* [RECORDS SHOWN]:
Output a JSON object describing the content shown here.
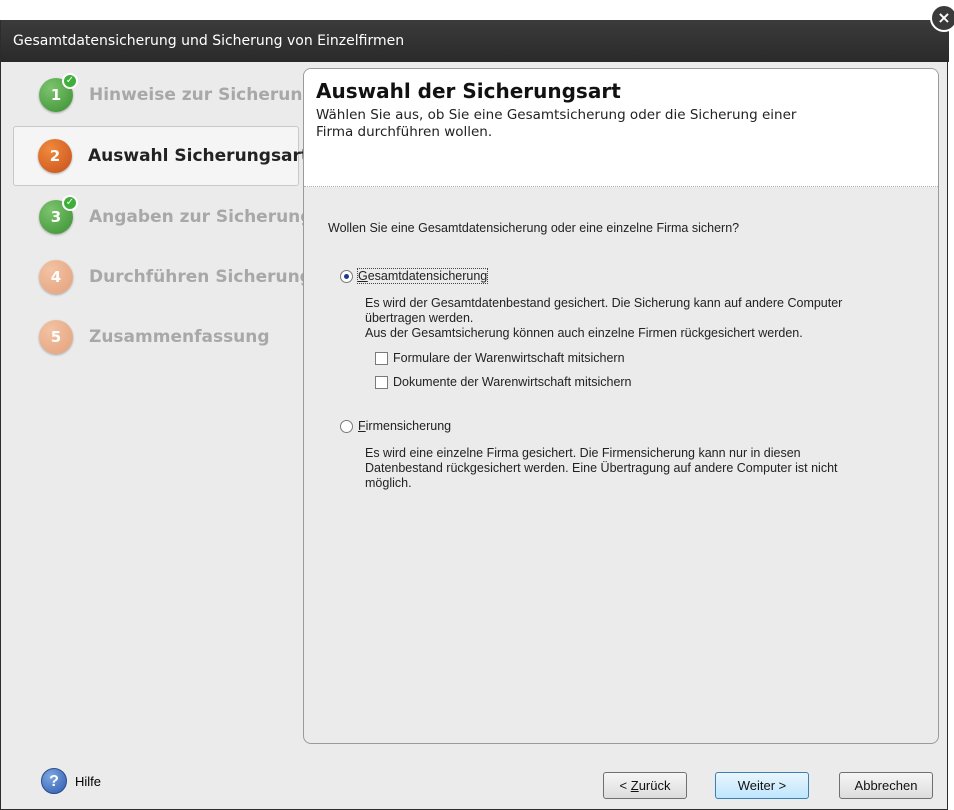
{
  "window": {
    "title": "Gesamtdatensicherung und Sicherung von Einzelfirmen"
  },
  "sidebar": {
    "steps": [
      {
        "number": "1",
        "label": "Hinweise zur Sicherung",
        "state": "done"
      },
      {
        "number": "2",
        "label": "Auswahl Sicherungsart",
        "state": "active"
      },
      {
        "number": "3",
        "label": "Angaben zur Sicherung",
        "state": "done"
      },
      {
        "number": "4",
        "label": "Durchführen Sicherung",
        "state": "pending"
      },
      {
        "number": "5",
        "label": "Zusammenfassung",
        "state": "pending"
      }
    ]
  },
  "panel": {
    "title": "Auswahl der Sicherungsart",
    "subtitle": "Wählen Sie aus, ob Sie eine Gesamtsicherung oder die Sicherung einer Firma durchführen wollen.",
    "question": "Wollen Sie eine Gesamtdatensicherung oder eine einzelne Firma sichern?",
    "option1": {
      "label_first": "G",
      "label_rest": "esamtdatensicherung",
      "checked": true,
      "desc_line1": "Es wird der Gesamtdatenbestand gesichert. Die Sicherung kann auf andere Computer übertragen werden.",
      "desc_line2": "Aus der Gesamtsicherung können auch einzelne Firmen rückgesichert werden.",
      "cb1": "Formulare der Warenwirtschaft mitsichern",
      "cb2": "Dokumente der Warenwirtschaft mitsichern"
    },
    "option2": {
      "label_first": "F",
      "label_rest": "irmensicherung",
      "checked": false,
      "desc": "Es wird eine einzelne Firma gesichert. Die Firmensicherung kann nur in diesen Datenbestand rückgesichert werden. Eine Übertragung auf andere Computer ist nicht möglich."
    }
  },
  "footer": {
    "help_label": "Hilfe",
    "back_prefix": "< ",
    "back_first": "Z",
    "back_rest": "urück",
    "next_label": "Weiter >",
    "cancel_label": "Abbrechen"
  }
}
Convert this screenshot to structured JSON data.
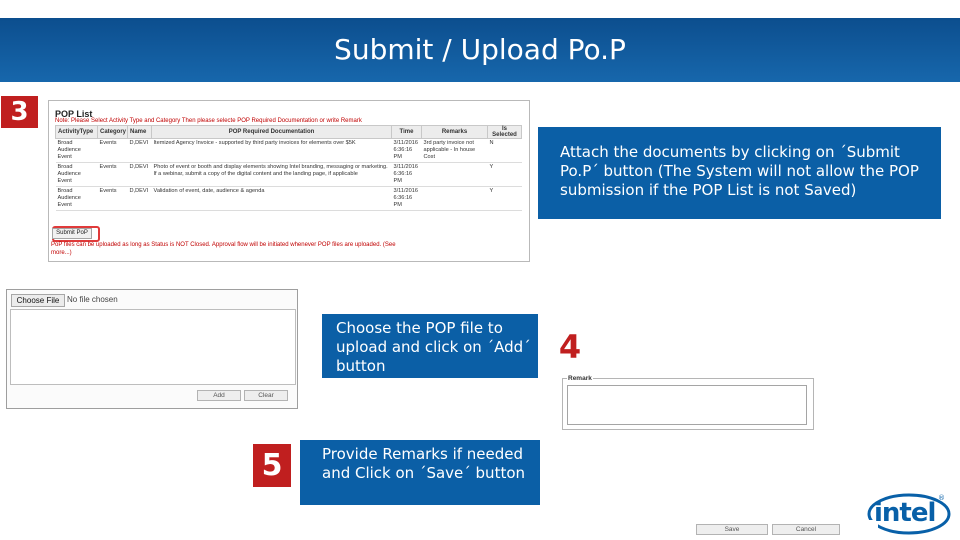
{
  "title": "Submit / Upload Po.P",
  "steps": {
    "step3": "3",
    "step4": "4",
    "step5": "5"
  },
  "callouts": {
    "attach": "Attach the documents by clicking on ´Submit Po.P´ button (The System will not allow the POP submission if the POP List is not Saved)",
    "choose": "Choose the POP file to upload and click on ´Add´ button",
    "remarks": "Provide Remarks if needed and Click on ´Save´ button"
  },
  "pop_list": {
    "title": "POP List",
    "note": "Note: Please Select Activity Type and Category Then please selecte POP Required Documentation or write Remark",
    "columns": [
      "ActivityType",
      "Category",
      "Name",
      "POP Required Documentation",
      "Time",
      "Remarks",
      "Is Selected"
    ],
    "rows": [
      {
        "activity_type": "Broad Audience Event",
        "category": "Events",
        "name": "D,DEVI",
        "doc": "Itemized Agency Invoice - supported by third party invoices for elements over $5K",
        "time": "3/11/2016 6:36:16 PM",
        "remarks": "3rd party invoice not applicable - In house Cost",
        "selected": "N"
      },
      {
        "activity_type": "Broad Audience Event",
        "category": "Events",
        "name": "D,DEVI",
        "doc": "Photo of event or booth and display elements showing Intel branding, messaging or marketing. If a webinar, submit a copy of the digital content and the landing page, if applicable",
        "time": "3/11/2016 6:36:16 PM",
        "remarks": "",
        "selected": "Y"
      },
      {
        "activity_type": "Broad Audience Event",
        "category": "Events",
        "name": "D,DEVI",
        "doc": "Validation of event, date, audience & agenda",
        "time": "3/11/2016 6:36:16 PM",
        "remarks": "",
        "selected": "Y"
      }
    ],
    "submit_label": "Submit PoP",
    "footer": "PoP files can be uploaded as long as Status is NOT Closed. Approval flow will be initiated whenever POP files are uploaded. (See more...)"
  },
  "upload": {
    "choose_label": "Choose File",
    "no_file": "No file chosen",
    "add_label": "Add",
    "clear_label": "Clear"
  },
  "remark": {
    "label": "Remark",
    "save_label": "Save",
    "cancel_label": "Cancel"
  },
  "logo": {
    "text": "intel",
    "mark": "®"
  },
  "colors": {
    "header_blue": "#1767ac",
    "callout_blue": "#0b5fa6",
    "step_red": "#c01f1f",
    "intel_blue": "#0860a8"
  }
}
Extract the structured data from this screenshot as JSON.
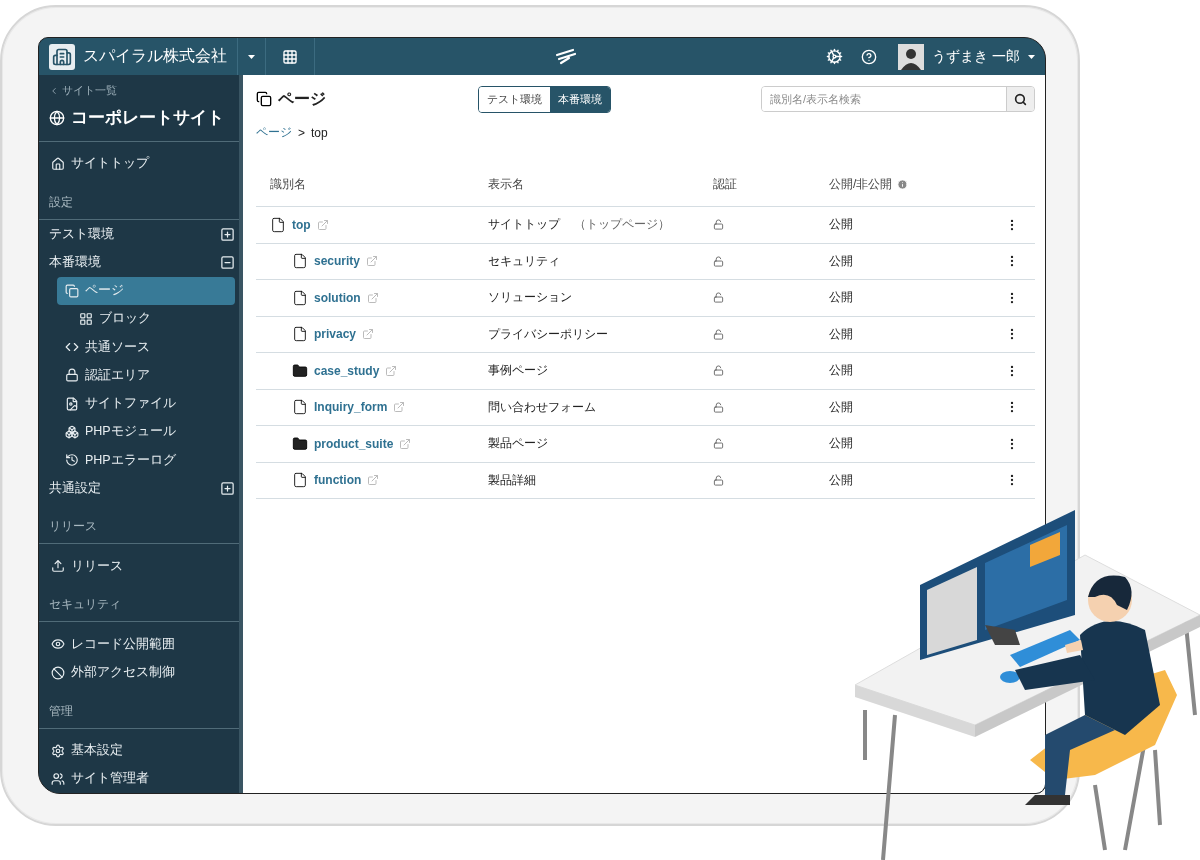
{
  "header": {
    "company": "スパイラル株式会社",
    "user": "うずまき 一郎"
  },
  "sidebar": {
    "back_link": "サイト一覧",
    "site_name": "コーポレートサイト",
    "items": [
      {
        "kind": "link",
        "label": "サイトトップ",
        "selected": false
      },
      {
        "kind": "heading",
        "label": "設定"
      },
      {
        "kind": "group",
        "label": "テスト環境",
        "expanded": false
      },
      {
        "kind": "group",
        "label": "本番環境",
        "expanded": true,
        "children": [
          {
            "kind": "link",
            "label": "ページ",
            "selected": true,
            "children": [
              {
                "kind": "link",
                "label": "ブロック",
                "selected": false
              }
            ]
          },
          {
            "kind": "link",
            "label": "共通ソース",
            "selected": false
          },
          {
            "kind": "link",
            "label": "認証エリア",
            "selected": false
          },
          {
            "kind": "link",
            "label": "サイトファイル",
            "selected": false
          },
          {
            "kind": "link",
            "label": "PHPモジュール",
            "selected": false
          },
          {
            "kind": "link",
            "label": "PHPエラーログ",
            "selected": false
          }
        ]
      },
      {
        "kind": "group",
        "label": "共通設定",
        "expanded": false
      },
      {
        "kind": "heading",
        "label": "リリース"
      },
      {
        "kind": "link",
        "label": "リリース",
        "selected": false
      },
      {
        "kind": "heading",
        "label": "セキュリティ"
      },
      {
        "kind": "link",
        "label": "レコード公開範囲",
        "selected": false
      },
      {
        "kind": "link",
        "label": "外部アクセス制御",
        "selected": false
      },
      {
        "kind": "heading",
        "label": "管理"
      },
      {
        "kind": "link",
        "label": "基本設定",
        "selected": false
      },
      {
        "kind": "link",
        "label": "サイト管理者",
        "selected": false
      }
    ]
  },
  "main": {
    "title": "ページ",
    "env_tabs": [
      {
        "label": "テスト環境",
        "selected": false
      },
      {
        "label": "本番環境",
        "selected": true
      }
    ],
    "search": {
      "placeholder": "識別名/表示名検索"
    },
    "breadcrumb": [
      "ページ",
      "top"
    ],
    "breadcrumb_separator": ">",
    "table": {
      "columns": [
        "識別名",
        "表示名",
        "認証",
        "公開/非公開"
      ],
      "rows": [
        {
          "kind": "page",
          "id": "top",
          "display": "サイトトップ",
          "display_note": "（トップページ）",
          "locked": false,
          "status": "公開",
          "children": [
            {
              "kind": "page",
              "id": "security",
              "display": "セキュリティ",
              "locked": false,
              "status": "公開"
            },
            {
              "kind": "page",
              "id": "solution",
              "display": "ソリューション",
              "locked": false,
              "status": "公開"
            },
            {
              "kind": "page",
              "id": "privacy",
              "display": "プライバシーポリシー",
              "locked": false,
              "status": "公開"
            },
            {
              "kind": "folder",
              "id": "case_study",
              "display": "事例ページ",
              "locked": false,
              "status": "公開"
            },
            {
              "kind": "page",
              "id": "Inquiry_form",
              "display": "問い合わせフォーム",
              "locked": false,
              "status": "公開"
            },
            {
              "kind": "folder",
              "id": "product_suite",
              "display": "製品ページ",
              "locked": false,
              "status": "公開"
            },
            {
              "kind": "page",
              "id": "function",
              "display": "製品詳細",
              "locked": false,
              "status": "公開"
            }
          ]
        }
      ]
    }
  }
}
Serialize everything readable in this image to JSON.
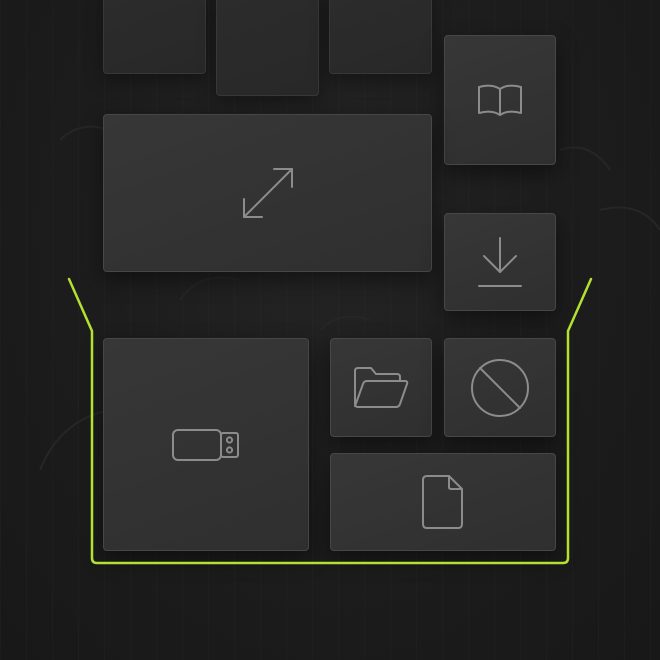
{
  "colors": {
    "background": "#1b1b1b",
    "tile": "#333333",
    "tile_border": "#474747",
    "icon_stroke": "#8c8c8c",
    "accent_outline": "#b4e031"
  },
  "tiles": [
    {
      "name": "top-tile-1",
      "icon": null
    },
    {
      "name": "top-tile-2",
      "icon": null
    },
    {
      "name": "top-tile-3",
      "icon": null
    },
    {
      "name": "book-tile",
      "icon": "book-icon"
    },
    {
      "name": "expand-tile",
      "icon": "expand-arrows-icon"
    },
    {
      "name": "download-tile",
      "icon": "download-icon"
    },
    {
      "name": "usb-drive-tile",
      "icon": "usb-drive-icon"
    },
    {
      "name": "folder-tile",
      "icon": "folder-open-icon"
    },
    {
      "name": "blocked-tile",
      "icon": "prohibited-icon"
    },
    {
      "name": "file-tile",
      "icon": "file-icon"
    }
  ]
}
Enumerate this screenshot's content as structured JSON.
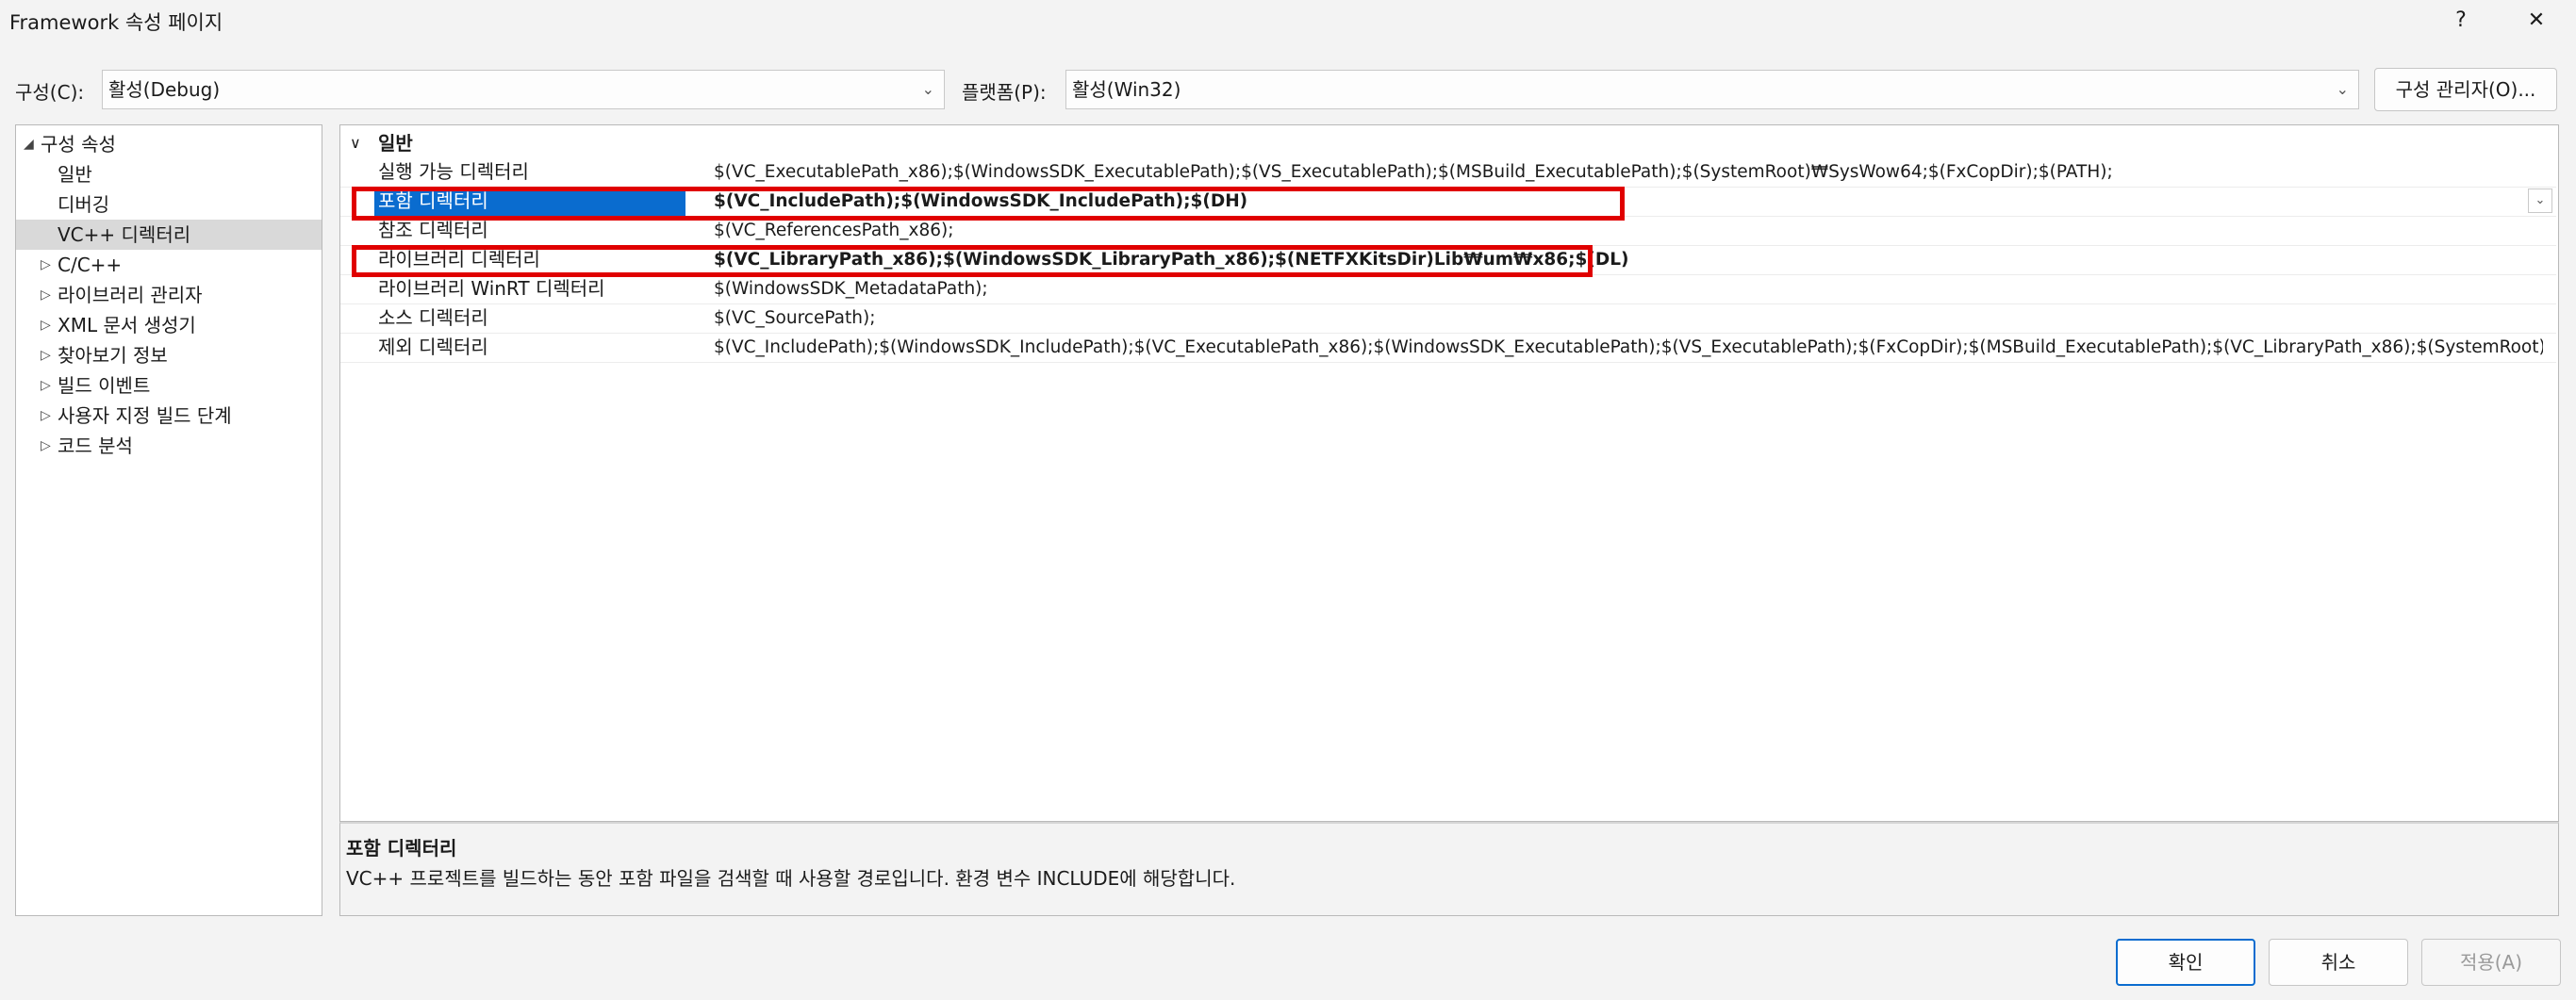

* [REQUEST]: Compute how many lines include the string "true", then give that number by itself.

* [EXERCISE OUTPUT]: 4